━━━ RECORDS FOR PROCESSING
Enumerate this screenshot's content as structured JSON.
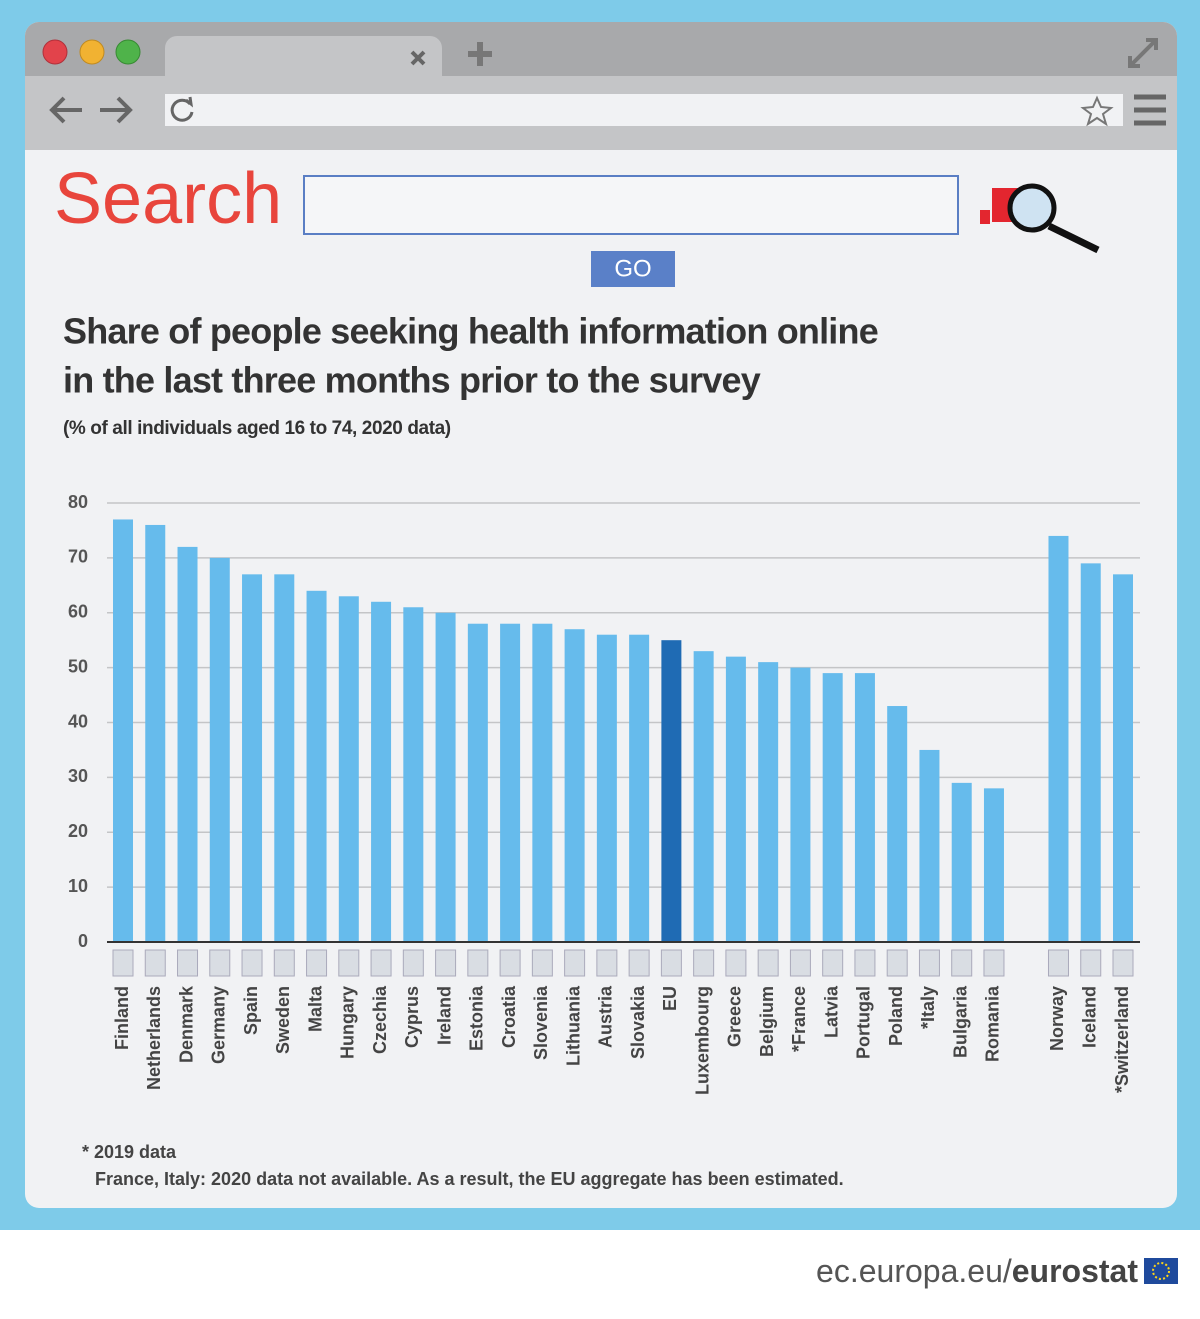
{
  "search_label": "Search",
  "go_button": "GO",
  "footnotes": [
    "* 2019 data",
    "France, Italy: 2020 data not available. As a result, the EU aggregate has been estimated."
  ],
  "footer": {
    "domain": "ec.europa.eu/",
    "brand": "eurostat"
  },
  "chart_data": {
    "type": "bar",
    "title": [
      "Share of people seeking health information online",
      "in the last three months prior to the survey"
    ],
    "subtitle": "(% of all individuals aged 16 to 74, 2020 data)",
    "categories": [
      "Finland",
      "Netherlands",
      "Denmark",
      "Germany",
      "Spain",
      "Sweden",
      "Malta",
      "Hungary",
      "Czechia",
      "Cyprus",
      "Ireland",
      "Estonia",
      "Croatia",
      "Slovenia",
      "Lithuania",
      "Austria",
      "Slovakia",
      "EU",
      "Luxembourg",
      "Greece",
      "Belgium",
      "*France",
      "Latvia",
      "Portugal",
      "Poland",
      "*Italy",
      "Bulgaria",
      "Romania",
      null,
      "Norway",
      "Iceland",
      "*Switzerland"
    ],
    "values": [
      77,
      76,
      72,
      70,
      67,
      67,
      64,
      63,
      62,
      61,
      60,
      58,
      58,
      58,
      57,
      56,
      56,
      55,
      53,
      52,
      51,
      50,
      49,
      49,
      43,
      35,
      29,
      28,
      null,
      74,
      69,
      67
    ],
    "colors": [
      "#66bbec",
      "#66bbec",
      "#66bbec",
      "#66bbec",
      "#66bbec",
      "#66bbec",
      "#66bbec",
      "#66bbec",
      "#66bbec",
      "#66bbec",
      "#66bbec",
      "#66bbec",
      "#66bbec",
      "#66bbec",
      "#66bbec",
      "#66bbec",
      "#66bbec",
      "#1f6bb4",
      "#66bbec",
      "#66bbec",
      "#66bbec",
      "#66bbec",
      "#66bbec",
      "#66bbec",
      "#66bbec",
      "#66bbec",
      "#66bbec",
      "#66bbec",
      null,
      "#66bbec",
      "#66bbec",
      "#66bbec"
    ],
    "ylim": [
      0,
      80
    ],
    "yticks": [
      0,
      10,
      20,
      30,
      40,
      50,
      60,
      70,
      80
    ],
    "grid": true
  }
}
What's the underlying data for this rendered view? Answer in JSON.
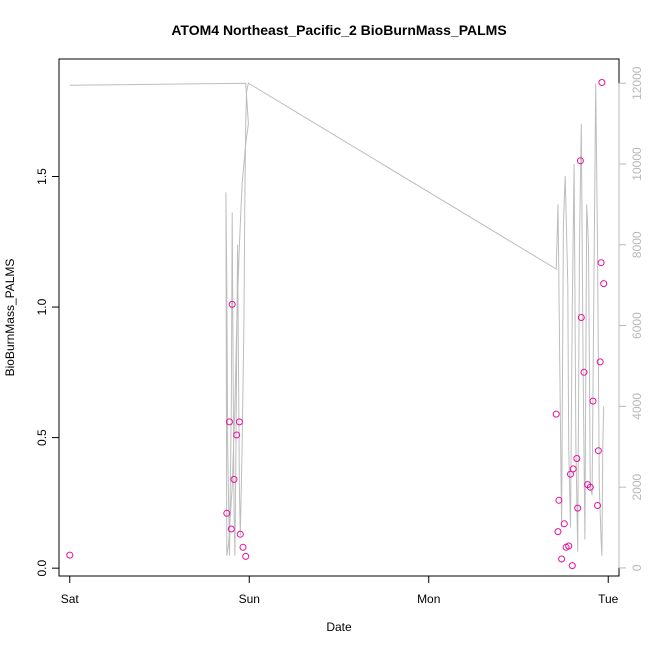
{
  "chart_data": {
    "type": "scatter",
    "title": "ATOM4 Northeast_Pacific_2 BioBurnMass_PALMS",
    "xlabel": "Date",
    "ylabel": "BioBurnMass_PALMS",
    "x_unit": "days from Sat 00:00",
    "xlim": [
      -0.06,
      3.06
    ],
    "ylim": [
      -0.03,
      1.95
    ],
    "x_ticks": [
      {
        "value": 0,
        "label": "Sat"
      },
      {
        "value": 1,
        "label": "Sun"
      },
      {
        "value": 2,
        "label": "Mon"
      },
      {
        "value": 3,
        "label": "Tue"
      }
    ],
    "y_ticks": [
      {
        "value": 0.0,
        "label": "0.0"
      },
      {
        "value": 0.5,
        "label": "0.5"
      },
      {
        "value": 1.0,
        "label": "1.0"
      },
      {
        "value": 1.5,
        "label": "1.5"
      }
    ],
    "y2_ticks": [
      {
        "value": 0,
        "label": "0"
      },
      {
        "value": 2000,
        "label": "2000"
      },
      {
        "value": 4000,
        "label": "4000"
      },
      {
        "value": 6000,
        "label": "6000"
      },
      {
        "value": 8000,
        "label": "8000"
      },
      {
        "value": 10000,
        "label": "10000"
      },
      {
        "value": 12000,
        "label": "12000"
      }
    ],
    "y2lim": [
      -200,
      12600
    ],
    "grid": false,
    "point_color": "#e8119b",
    "line_color": "#bdbdbd",
    "series": [
      {
        "kind": "points",
        "axis": "left",
        "x": [
          0.0,
          0.875,
          0.89,
          0.9,
          0.905,
          0.915,
          0.93,
          0.95,
          0.965,
          0.98,
          0.945,
          2.71,
          2.72,
          2.725,
          2.74,
          2.755,
          2.765,
          2.78,
          2.79,
          2.8,
          2.805,
          2.825,
          2.83,
          2.845,
          2.85,
          2.865,
          2.885,
          2.9,
          2.915,
          2.94,
          2.945,
          2.955,
          2.96,
          2.965,
          2.975
        ],
        "y": [
          0.05,
          0.21,
          0.56,
          0.15,
          1.01,
          0.34,
          0.51,
          0.13,
          0.08,
          0.045,
          0.56,
          0.59,
          0.14,
          0.26,
          0.035,
          0.17,
          0.08,
          0.085,
          0.36,
          0.01,
          0.38,
          0.42,
          0.23,
          1.56,
          0.96,
          0.75,
          0.32,
          0.31,
          0.64,
          0.24,
          0.45,
          0.79,
          1.17,
          1.86,
          1.09
        ]
      },
      {
        "kind": "line",
        "axis": "right",
        "x": [
          0.0,
          0.98,
          0.995,
          0.98,
          0.96,
          0.945,
          0.93,
          0.92,
          0.905,
          0.885,
          0.875,
          0.87,
          0.875,
          0.88,
          0.89,
          0.9,
          0.905,
          0.91,
          0.915,
          0.92,
          0.925,
          0.93,
          0.935,
          0.94,
          0.945,
          0.95,
          0.96,
          0.97,
          0.975,
          0.98,
          0.985,
          0.99,
          0.995,
          2.71,
          2.72,
          2.73,
          2.74,
          2.75,
          2.76,
          2.775,
          2.78,
          2.79,
          2.8,
          2.81,
          2.82,
          2.83,
          2.84,
          2.85,
          2.86,
          2.87,
          2.88,
          2.89,
          2.9,
          2.91,
          2.92,
          2.93,
          2.94,
          2.95,
          2.96,
          2.965,
          2.97,
          2.975
        ],
        "y": [
          11950,
          12000,
          11000,
          10500,
          9500,
          8000,
          6000,
          4000,
          2000,
          600,
          300,
          9300,
          7000,
          3000,
          300,
          4000,
          8800,
          5000,
          1500,
          300,
          2500,
          5500,
          8000,
          5000,
          2000,
          800,
          3000,
          6000,
          9000,
          11000,
          11800,
          11900,
          12000,
          7400,
          9000,
          5000,
          1000,
          8500,
          9700,
          7000,
          3000,
          1000,
          6500,
          10000,
          3000,
          400,
          8000,
          11000,
          5000,
          700,
          9000,
          8000,
          2000,
          1800,
          7000,
          12000,
          8000,
          2000,
          700,
          300,
          3000,
          4000
        ]
      }
    ]
  }
}
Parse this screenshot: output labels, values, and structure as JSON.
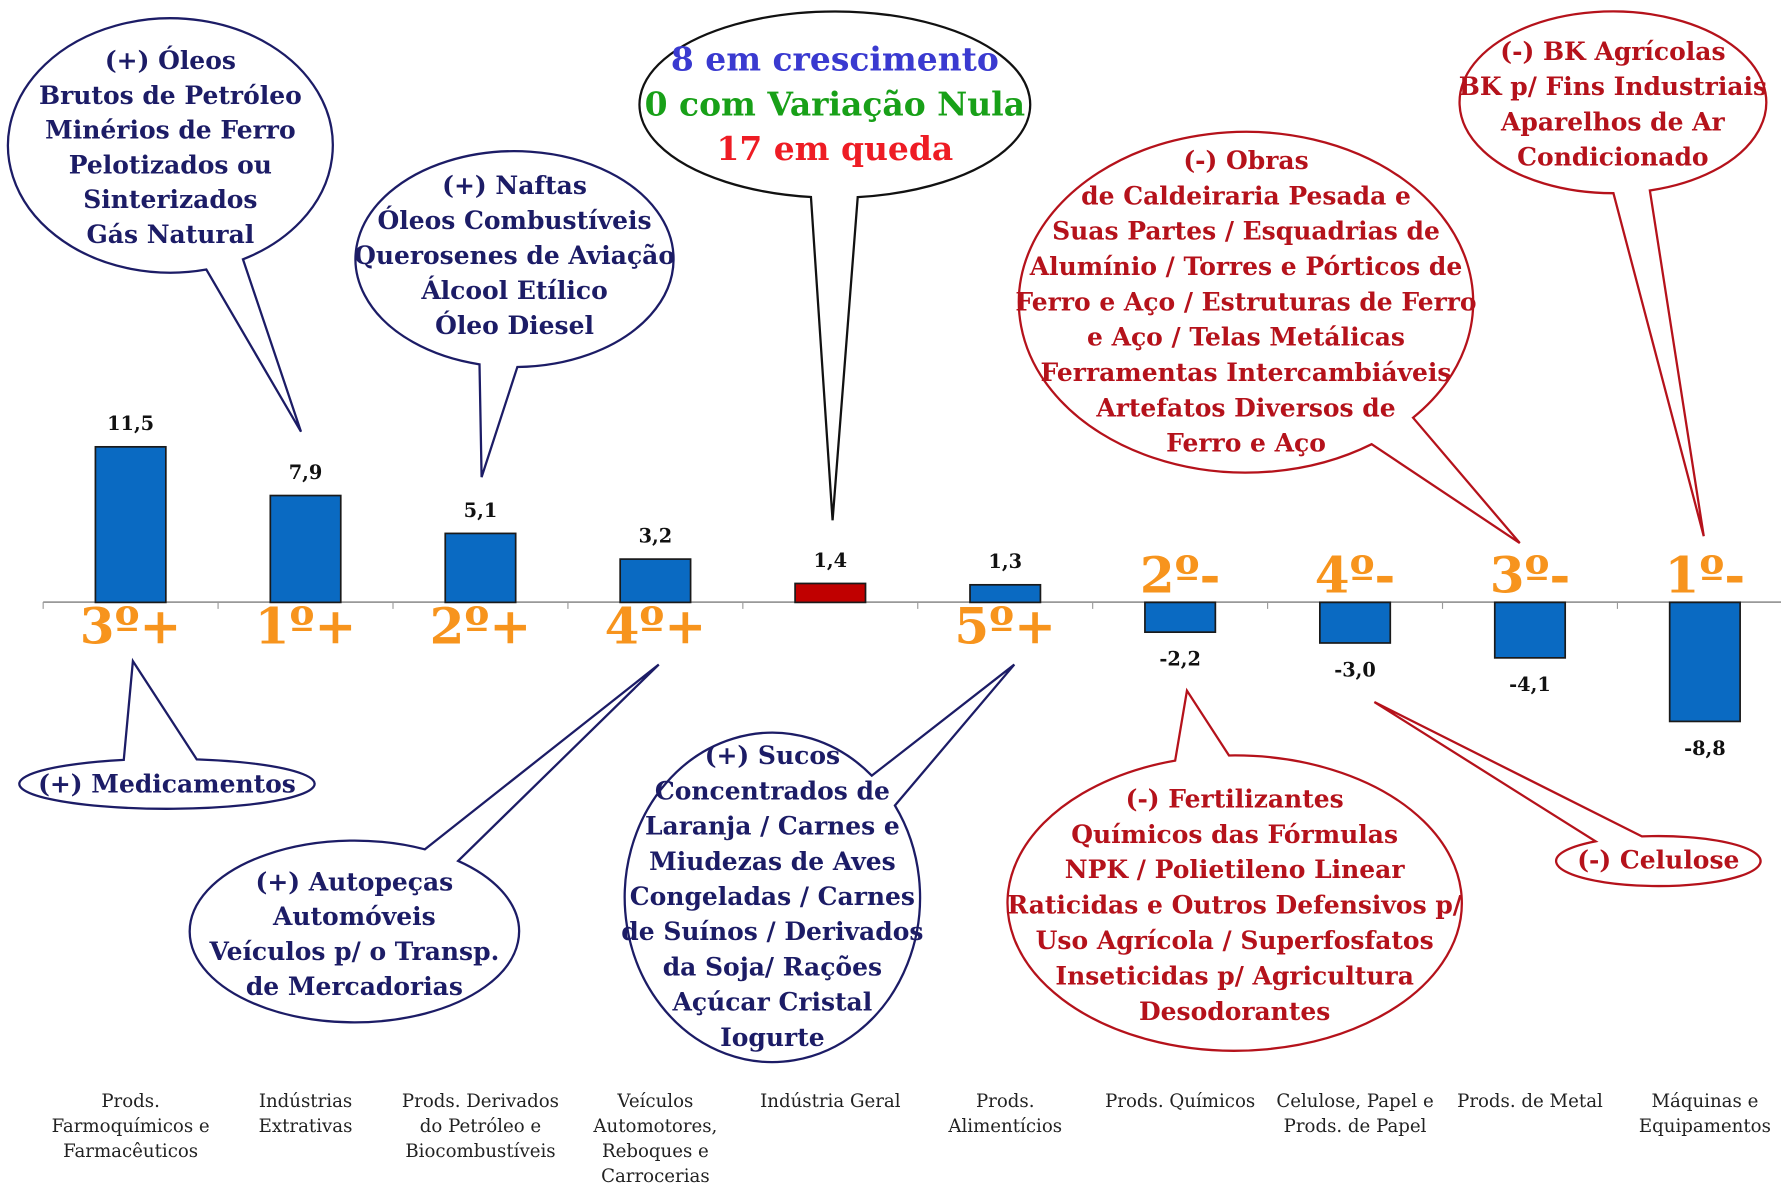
━━━━━━
● STATED EXERCISE
Check every line of the records above for the string "values" and say how many contain it, giving the number alone.

● SOLUTION TO THIS PROBLEM
2